**What is being asked:**
Rewrite the items below with each "air bags" updated to "airbags", and change nothing else.

**Data extract:**
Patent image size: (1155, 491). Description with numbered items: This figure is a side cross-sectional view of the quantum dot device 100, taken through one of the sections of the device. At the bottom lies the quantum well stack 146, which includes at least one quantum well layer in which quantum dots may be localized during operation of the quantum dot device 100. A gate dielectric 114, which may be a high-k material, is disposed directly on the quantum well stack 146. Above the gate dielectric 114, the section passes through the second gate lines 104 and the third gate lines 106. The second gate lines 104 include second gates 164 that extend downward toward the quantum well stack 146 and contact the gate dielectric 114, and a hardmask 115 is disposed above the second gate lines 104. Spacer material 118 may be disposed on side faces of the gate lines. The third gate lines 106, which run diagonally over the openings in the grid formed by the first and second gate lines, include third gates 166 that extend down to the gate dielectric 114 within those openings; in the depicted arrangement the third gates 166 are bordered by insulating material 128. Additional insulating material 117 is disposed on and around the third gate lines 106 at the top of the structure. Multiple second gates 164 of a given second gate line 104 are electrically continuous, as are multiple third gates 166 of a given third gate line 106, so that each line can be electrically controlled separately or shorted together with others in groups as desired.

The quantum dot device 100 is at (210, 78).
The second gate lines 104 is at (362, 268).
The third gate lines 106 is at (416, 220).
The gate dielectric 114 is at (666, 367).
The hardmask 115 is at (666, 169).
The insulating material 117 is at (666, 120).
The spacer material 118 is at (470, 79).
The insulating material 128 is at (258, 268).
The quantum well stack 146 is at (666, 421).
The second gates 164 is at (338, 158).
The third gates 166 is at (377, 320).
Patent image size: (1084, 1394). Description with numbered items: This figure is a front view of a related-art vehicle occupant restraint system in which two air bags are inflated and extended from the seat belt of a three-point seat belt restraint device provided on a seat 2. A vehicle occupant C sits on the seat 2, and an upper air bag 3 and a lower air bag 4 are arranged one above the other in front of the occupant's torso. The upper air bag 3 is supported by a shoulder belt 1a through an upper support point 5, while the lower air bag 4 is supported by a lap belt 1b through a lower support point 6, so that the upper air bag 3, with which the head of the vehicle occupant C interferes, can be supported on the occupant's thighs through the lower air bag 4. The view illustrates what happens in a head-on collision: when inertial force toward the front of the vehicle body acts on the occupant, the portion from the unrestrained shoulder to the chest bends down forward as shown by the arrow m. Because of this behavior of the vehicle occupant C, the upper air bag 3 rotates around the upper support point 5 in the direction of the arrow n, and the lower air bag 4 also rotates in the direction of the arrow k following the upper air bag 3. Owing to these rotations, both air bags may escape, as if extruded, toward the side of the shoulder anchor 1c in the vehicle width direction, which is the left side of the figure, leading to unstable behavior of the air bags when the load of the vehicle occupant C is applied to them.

**Final result:**
Patent image size: (1155, 491). Description with numbered items: This figure is a side cross-sectional view of the quantum dot device 100, taken through one of the sections of the device. At the bottom lies the quantum well stack 146, which includes at least one quantum well layer in which quantum dots may be localized during operation of the quantum dot device 100. A gate dielectric 114, which may be a high-k material, is disposed directly on the quantum well stack 146. Above the gate dielectric 114, the section passes through the second gate lines 104 and the third gate lines 106. The second gate lines 104 include second gates 164 that extend downward toward the quantum well stack 146 and contact the gate dielectric 114, and a hardmask 115 is disposed above the second gate lines 104. Spacer material 118 may be disposed on side faces of the gate lines. The third gate lines 106, which run diagonally over the openings in the grid formed by the first and second gate lines, include third gates 166 that extend down to the gate dielectric 114 within those openings; in the depicted arrangement the third gates 166 are bordered by insulating material 128. Additional insulating material 117 is disposed on and around the third gate lines 106 at the top of the structure. Multiple second gates 164 of a given second gate line 104 are electrically continuous, as are multiple third gates 166 of a given third gate line 106, so that each line can be electrically controlled separately or shorted together with others in groups as desired.

The quantum dot device 100 is at (210, 78).
The second gate lines 104 is at (362, 268).
The third gate lines 106 is at (416, 220).
The gate dielectric 114 is at (666, 367).
The hardmask 115 is at (666, 169).
The insulating material 117 is at (666, 120).
The spacer material 118 is at (470, 79).
The insulating material 128 is at (258, 268).
The quantum well stack 146 is at (666, 421).
The second gates 164 is at (338, 158).
The third gates 166 is at (377, 320).
Patent image size: (1084, 1394). Description with numbered items: This figure is a front view of a related-art vehicle occupant restraint system in which two airbags are inflated and extended from the seat belt of a three-point seat belt restraint device provided on a seat 2. A vehicle occupant C sits on the seat 2, and an upper air bag 3 and a lower air bag 4 are arranged one above the other in front of the occupant's torso. The upper air bag 3 is supported by a shoulder belt 1a through an upper support point 5, while the lower air bag 4 is supported by a lap belt 1b through a lower support point 6, so that the upper air bag 3, with which the head of the vehicle occupant C interferes, can be supported on the occupant's thighs through the lower air bag 4. The view illustrates what happens in a head-on collision: when inertial force toward the front of the vehicle body acts on the occupant, the portion from the unrestrained shoulder to the chest bends down forward as shown by the arrow m. Because of this behavior of the vehicle occupant C, the upper air bag 3 rotates around the upper support point 5 in the direction of the arrow n, and the lower air bag 4 also rotates in the direction of the arrow k following the upper air bag 3. Owing to these rotations, both airbags may escape, as if extruded, toward the side of the shoulder anchor 1c in the vehicle width direction, which is the left side of the figure, leading to unstable behavior of the airbags when the load of the vehicle occupant C is applied to them.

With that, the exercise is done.